### Requirement
Look through the records below, and copy out every line that holds the string "PERC".

================

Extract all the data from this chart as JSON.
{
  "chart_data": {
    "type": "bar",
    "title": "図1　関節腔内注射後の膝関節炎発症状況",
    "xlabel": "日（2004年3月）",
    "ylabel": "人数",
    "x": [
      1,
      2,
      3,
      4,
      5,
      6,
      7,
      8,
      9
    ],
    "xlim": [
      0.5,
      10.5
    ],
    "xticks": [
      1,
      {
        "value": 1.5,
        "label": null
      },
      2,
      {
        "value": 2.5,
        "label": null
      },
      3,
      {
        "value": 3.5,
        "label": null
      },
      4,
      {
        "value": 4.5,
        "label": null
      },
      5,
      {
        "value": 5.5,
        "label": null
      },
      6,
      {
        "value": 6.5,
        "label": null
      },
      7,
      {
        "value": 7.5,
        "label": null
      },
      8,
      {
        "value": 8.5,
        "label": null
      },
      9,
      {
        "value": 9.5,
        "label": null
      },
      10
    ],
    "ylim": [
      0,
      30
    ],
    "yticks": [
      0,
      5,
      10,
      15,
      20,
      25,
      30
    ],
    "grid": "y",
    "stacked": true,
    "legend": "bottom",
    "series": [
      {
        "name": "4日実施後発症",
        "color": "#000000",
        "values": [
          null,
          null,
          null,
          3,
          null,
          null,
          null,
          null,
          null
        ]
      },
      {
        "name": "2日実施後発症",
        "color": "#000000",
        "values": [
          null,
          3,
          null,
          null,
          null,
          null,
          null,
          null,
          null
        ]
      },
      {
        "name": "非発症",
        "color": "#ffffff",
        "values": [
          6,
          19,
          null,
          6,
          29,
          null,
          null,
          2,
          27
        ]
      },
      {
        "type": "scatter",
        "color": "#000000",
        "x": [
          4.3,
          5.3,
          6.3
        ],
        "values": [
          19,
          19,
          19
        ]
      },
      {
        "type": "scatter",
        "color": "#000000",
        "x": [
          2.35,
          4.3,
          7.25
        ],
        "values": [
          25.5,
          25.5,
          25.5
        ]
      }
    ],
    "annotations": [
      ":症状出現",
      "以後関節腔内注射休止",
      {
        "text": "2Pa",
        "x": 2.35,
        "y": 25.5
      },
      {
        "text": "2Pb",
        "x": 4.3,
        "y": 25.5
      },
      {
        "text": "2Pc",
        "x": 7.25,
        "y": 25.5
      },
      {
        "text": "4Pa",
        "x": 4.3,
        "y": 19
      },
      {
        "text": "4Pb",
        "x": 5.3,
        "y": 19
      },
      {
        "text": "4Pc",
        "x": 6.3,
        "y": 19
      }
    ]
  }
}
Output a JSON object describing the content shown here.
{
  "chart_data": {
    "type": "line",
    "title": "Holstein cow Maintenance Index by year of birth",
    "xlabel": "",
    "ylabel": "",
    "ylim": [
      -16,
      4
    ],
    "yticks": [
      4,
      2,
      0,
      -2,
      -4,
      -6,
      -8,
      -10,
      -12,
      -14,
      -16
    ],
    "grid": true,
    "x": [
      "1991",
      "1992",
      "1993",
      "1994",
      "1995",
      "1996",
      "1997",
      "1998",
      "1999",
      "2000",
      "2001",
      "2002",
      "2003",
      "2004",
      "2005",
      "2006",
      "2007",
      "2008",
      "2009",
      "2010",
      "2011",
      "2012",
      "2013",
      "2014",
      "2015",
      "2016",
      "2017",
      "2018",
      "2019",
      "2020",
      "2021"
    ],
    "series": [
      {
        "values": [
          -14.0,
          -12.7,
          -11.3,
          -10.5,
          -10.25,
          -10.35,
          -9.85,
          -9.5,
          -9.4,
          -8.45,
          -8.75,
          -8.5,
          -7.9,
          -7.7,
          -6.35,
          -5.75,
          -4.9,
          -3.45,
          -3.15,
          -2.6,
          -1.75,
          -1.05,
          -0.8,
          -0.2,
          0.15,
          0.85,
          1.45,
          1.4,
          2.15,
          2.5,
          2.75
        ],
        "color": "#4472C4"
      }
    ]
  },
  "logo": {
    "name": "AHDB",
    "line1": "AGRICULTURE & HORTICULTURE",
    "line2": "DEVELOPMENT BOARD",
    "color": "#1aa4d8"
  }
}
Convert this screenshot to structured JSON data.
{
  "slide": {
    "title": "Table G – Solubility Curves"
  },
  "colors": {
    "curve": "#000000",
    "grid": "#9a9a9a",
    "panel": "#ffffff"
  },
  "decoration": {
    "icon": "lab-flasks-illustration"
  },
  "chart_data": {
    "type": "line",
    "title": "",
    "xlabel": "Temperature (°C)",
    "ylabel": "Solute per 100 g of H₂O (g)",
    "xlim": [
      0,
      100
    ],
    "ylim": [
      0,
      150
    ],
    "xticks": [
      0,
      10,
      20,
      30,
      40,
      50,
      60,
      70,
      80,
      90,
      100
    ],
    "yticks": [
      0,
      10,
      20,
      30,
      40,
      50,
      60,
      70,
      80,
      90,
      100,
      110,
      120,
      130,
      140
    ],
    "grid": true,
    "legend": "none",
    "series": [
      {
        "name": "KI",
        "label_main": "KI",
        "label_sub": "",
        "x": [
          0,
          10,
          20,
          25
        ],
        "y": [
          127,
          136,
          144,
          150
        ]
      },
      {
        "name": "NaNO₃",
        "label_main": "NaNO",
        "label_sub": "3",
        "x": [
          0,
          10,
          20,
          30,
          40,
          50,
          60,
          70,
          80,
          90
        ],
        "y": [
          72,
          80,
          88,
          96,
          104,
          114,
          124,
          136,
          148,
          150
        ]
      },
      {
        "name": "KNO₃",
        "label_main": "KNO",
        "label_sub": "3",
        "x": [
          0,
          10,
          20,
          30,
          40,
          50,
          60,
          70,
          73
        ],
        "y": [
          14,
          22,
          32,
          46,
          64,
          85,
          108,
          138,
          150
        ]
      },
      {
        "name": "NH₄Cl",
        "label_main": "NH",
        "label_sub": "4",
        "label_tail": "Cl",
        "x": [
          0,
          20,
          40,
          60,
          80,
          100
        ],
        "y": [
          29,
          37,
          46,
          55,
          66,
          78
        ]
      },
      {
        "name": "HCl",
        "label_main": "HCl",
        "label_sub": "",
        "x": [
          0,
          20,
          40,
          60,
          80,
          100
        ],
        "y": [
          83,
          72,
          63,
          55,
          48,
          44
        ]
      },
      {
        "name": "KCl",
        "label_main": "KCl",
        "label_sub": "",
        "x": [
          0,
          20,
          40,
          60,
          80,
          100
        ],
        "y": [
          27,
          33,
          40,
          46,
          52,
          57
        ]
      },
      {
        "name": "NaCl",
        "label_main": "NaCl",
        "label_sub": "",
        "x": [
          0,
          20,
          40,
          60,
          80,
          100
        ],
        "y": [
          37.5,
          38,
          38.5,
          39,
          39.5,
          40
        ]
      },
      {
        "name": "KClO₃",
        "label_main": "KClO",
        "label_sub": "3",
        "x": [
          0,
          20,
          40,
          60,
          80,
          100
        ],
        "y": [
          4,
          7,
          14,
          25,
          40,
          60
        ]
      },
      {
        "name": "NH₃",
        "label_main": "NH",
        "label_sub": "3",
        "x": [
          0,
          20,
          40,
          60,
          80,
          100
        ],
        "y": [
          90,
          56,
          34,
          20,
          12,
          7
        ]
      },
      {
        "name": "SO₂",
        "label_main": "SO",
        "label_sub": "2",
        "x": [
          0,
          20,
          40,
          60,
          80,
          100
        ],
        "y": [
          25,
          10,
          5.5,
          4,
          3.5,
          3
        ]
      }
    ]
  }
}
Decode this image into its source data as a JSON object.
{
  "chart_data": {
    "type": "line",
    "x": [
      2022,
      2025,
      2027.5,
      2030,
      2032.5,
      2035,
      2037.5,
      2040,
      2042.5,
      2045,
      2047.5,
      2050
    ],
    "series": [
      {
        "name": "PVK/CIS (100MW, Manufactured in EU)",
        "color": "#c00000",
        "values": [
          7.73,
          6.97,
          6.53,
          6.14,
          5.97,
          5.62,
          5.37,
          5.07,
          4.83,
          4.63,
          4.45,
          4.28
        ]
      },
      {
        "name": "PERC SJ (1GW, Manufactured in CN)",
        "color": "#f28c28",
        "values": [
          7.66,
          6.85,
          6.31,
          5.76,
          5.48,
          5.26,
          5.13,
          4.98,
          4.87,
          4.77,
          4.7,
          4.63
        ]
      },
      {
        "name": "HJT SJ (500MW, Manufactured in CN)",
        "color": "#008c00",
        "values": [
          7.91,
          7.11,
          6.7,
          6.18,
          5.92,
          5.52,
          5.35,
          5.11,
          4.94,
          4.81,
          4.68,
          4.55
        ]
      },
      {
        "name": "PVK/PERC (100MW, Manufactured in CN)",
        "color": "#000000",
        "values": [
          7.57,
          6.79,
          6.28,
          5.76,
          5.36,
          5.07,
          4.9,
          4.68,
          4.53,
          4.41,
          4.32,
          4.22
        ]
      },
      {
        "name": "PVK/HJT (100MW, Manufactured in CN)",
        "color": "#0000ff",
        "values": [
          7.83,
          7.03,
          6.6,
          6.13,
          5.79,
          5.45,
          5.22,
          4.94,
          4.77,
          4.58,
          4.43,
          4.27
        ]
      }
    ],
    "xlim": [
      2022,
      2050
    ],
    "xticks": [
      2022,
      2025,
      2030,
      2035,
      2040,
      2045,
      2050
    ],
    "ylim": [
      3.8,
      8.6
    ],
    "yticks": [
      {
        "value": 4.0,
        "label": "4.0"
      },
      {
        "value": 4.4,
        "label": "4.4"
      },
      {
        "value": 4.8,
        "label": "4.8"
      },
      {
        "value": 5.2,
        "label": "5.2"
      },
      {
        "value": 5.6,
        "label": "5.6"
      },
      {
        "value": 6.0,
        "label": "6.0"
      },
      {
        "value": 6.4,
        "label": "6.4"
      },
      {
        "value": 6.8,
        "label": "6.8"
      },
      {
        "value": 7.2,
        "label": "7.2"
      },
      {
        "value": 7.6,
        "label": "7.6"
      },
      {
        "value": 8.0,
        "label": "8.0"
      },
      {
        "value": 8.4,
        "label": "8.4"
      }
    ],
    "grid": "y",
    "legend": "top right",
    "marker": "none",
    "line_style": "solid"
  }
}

================

### Reply
        "name": "PERC SJ (1GW, Manufactured in CN)",
        "name": "PVK/PERC (100MW, Manufactured in CN)",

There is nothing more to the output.